Annotated region listings:
_ _ _ _

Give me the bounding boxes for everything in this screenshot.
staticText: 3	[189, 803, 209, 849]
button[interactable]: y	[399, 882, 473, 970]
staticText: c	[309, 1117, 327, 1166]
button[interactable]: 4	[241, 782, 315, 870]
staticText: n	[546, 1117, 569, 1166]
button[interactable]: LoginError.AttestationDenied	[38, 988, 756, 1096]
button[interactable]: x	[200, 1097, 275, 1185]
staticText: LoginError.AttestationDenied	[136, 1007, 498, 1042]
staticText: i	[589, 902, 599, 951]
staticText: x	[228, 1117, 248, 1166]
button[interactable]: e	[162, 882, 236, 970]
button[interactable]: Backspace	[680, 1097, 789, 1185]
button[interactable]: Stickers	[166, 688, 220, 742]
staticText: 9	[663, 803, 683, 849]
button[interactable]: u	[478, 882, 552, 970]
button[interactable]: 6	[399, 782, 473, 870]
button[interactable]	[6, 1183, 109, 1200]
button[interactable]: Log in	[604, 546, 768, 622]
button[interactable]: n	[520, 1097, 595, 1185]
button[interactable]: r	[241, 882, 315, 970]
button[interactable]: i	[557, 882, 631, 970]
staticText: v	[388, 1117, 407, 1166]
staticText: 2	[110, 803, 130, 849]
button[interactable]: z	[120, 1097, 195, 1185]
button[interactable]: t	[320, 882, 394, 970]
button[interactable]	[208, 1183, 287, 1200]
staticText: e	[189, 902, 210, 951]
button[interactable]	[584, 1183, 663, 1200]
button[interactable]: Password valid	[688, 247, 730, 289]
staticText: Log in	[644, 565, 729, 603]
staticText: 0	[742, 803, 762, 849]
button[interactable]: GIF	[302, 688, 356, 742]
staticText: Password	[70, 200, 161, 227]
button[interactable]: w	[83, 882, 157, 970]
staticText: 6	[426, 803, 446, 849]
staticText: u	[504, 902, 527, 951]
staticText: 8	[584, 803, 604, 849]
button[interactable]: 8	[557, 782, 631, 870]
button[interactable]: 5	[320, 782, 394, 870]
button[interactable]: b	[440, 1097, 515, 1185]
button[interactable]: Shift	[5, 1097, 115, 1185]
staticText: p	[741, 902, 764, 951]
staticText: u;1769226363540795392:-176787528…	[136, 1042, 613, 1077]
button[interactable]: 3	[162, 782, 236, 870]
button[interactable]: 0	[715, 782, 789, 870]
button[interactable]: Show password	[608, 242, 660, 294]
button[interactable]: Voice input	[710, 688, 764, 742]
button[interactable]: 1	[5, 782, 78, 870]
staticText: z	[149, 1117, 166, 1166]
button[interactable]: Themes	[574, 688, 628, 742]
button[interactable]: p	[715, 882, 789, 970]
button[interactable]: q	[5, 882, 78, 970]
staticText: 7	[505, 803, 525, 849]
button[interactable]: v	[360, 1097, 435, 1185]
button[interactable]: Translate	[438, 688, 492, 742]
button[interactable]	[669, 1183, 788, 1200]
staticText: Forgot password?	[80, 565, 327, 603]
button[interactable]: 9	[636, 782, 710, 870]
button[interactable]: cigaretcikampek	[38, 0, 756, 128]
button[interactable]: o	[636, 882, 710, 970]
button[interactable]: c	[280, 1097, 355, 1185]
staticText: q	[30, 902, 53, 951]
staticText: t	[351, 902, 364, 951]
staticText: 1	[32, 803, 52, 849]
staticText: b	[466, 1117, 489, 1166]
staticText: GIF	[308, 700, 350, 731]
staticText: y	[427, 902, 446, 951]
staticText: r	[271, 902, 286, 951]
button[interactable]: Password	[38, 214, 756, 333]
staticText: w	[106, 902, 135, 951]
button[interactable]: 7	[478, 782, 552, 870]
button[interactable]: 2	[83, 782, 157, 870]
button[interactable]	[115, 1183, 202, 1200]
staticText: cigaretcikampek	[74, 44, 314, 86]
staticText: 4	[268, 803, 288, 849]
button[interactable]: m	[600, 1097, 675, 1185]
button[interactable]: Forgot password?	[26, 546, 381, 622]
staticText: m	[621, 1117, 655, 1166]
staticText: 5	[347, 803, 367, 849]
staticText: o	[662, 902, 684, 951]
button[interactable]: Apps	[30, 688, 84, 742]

_ _ _ _

> To do
Rewrite every listing with "Voice input" replaced by "Dictation", leaving everything else unchanged.

> Response
Give me the bounding boxes for everything in this screenshot.
staticText: 3	[189, 803, 209, 849]
button[interactable]: y	[399, 882, 473, 970]
staticText: c	[309, 1117, 327, 1166]
button[interactable]: 4	[241, 782, 315, 870]
staticText: n	[546, 1117, 569, 1166]
button[interactable]: LoginError.AttestationDenied	[38, 988, 756, 1096]
button[interactable]: x	[200, 1097, 275, 1185]
staticText: LoginError.AttestationDenied	[136, 1007, 498, 1042]
staticText: i	[589, 902, 599, 951]
staticText: x	[228, 1117, 248, 1166]
button[interactable]: e	[162, 882, 236, 970]
button[interactable]: Backspace	[680, 1097, 789, 1185]
button[interactable]: Stickers	[166, 688, 220, 742]
staticText: 9	[663, 803, 683, 849]
button[interactable]: u	[478, 882, 552, 970]
button[interactable]: 6	[399, 782, 473, 870]
button[interactable]	[6, 1183, 109, 1200]
button[interactable]: Log in	[604, 546, 768, 622]
button[interactable]: n	[520, 1097, 595, 1185]
button[interactable]: r	[241, 882, 315, 970]
button[interactable]: i	[557, 882, 631, 970]
staticText: v	[388, 1117, 407, 1166]
staticText: 2	[110, 803, 130, 849]
button[interactable]: z	[120, 1097, 195, 1185]
button[interactable]: t	[320, 882, 394, 970]
button[interactable]	[208, 1183, 287, 1200]
staticText: e	[189, 902, 210, 951]
button[interactable]	[584, 1183, 663, 1200]
button[interactable]: Password valid	[688, 247, 730, 289]
staticText: Log in	[644, 565, 729, 603]
staticText: 0	[742, 803, 762, 849]
button[interactable]: GIF	[302, 688, 356, 742]
staticText: Password	[70, 200, 161, 227]
button[interactable]: w	[83, 882, 157, 970]
staticText: 6	[426, 803, 446, 849]
staticText: u	[504, 902, 527, 951]
staticText: 8	[584, 803, 604, 849]
button[interactable]: 8	[557, 782, 631, 870]
button[interactable]: 5	[320, 782, 394, 870]
button[interactable]: b	[440, 1097, 515, 1185]
button[interactable]: Shift	[5, 1097, 115, 1185]
staticText: p	[741, 902, 764, 951]
staticText: u;1769226363540795392:-176787528…	[136, 1042, 613, 1077]
button[interactable]: 3	[162, 782, 236, 870]
button[interactable]: 0	[715, 782, 789, 870]
button[interactable]: Show password	[608, 242, 660, 294]
button[interactable]: Dictation	[710, 688, 764, 742]
button[interactable]: 1	[5, 782, 78, 870]
staticText: z	[149, 1117, 166, 1166]
button[interactable]: Themes	[574, 688, 628, 742]
button[interactable]: p	[715, 882, 789, 970]
button[interactable]: q	[5, 882, 78, 970]
staticText: 7	[505, 803, 525, 849]
button[interactable]: v	[360, 1097, 435, 1185]
button[interactable]: Translate	[438, 688, 492, 742]
button[interactable]	[669, 1183, 788, 1200]
staticText: Forgot password?	[80, 565, 327, 603]
button[interactable]: 9	[636, 782, 710, 870]
button[interactable]: cigaretcikampek	[38, 0, 756, 128]
button[interactable]: o	[636, 882, 710, 970]
button[interactable]: c	[280, 1097, 355, 1185]
staticText: q	[30, 902, 53, 951]
staticText: t	[351, 902, 364, 951]
staticText: 1	[32, 803, 52, 849]
staticText: b	[466, 1117, 489, 1166]
staticText: GIF	[308, 700, 350, 731]
staticText: y	[427, 902, 446, 951]
staticText: r	[271, 902, 286, 951]
button[interactable]: Password	[38, 214, 756, 333]
staticText: w	[106, 902, 135, 951]
button[interactable]: 7	[478, 782, 552, 870]
button[interactable]: 2	[83, 782, 157, 870]
button[interactable]	[115, 1183, 202, 1200]
staticText: cigaretcikampek	[74, 44, 314, 86]
staticText: 4	[268, 803, 288, 849]
button[interactable]: m	[600, 1097, 675, 1185]
button[interactable]: Forgot password?	[26, 546, 381, 622]
staticText: m	[621, 1117, 655, 1166]
staticText: 5	[347, 803, 367, 849]
staticText: o	[662, 902, 684, 951]
button[interactable]: Apps	[30, 688, 84, 742]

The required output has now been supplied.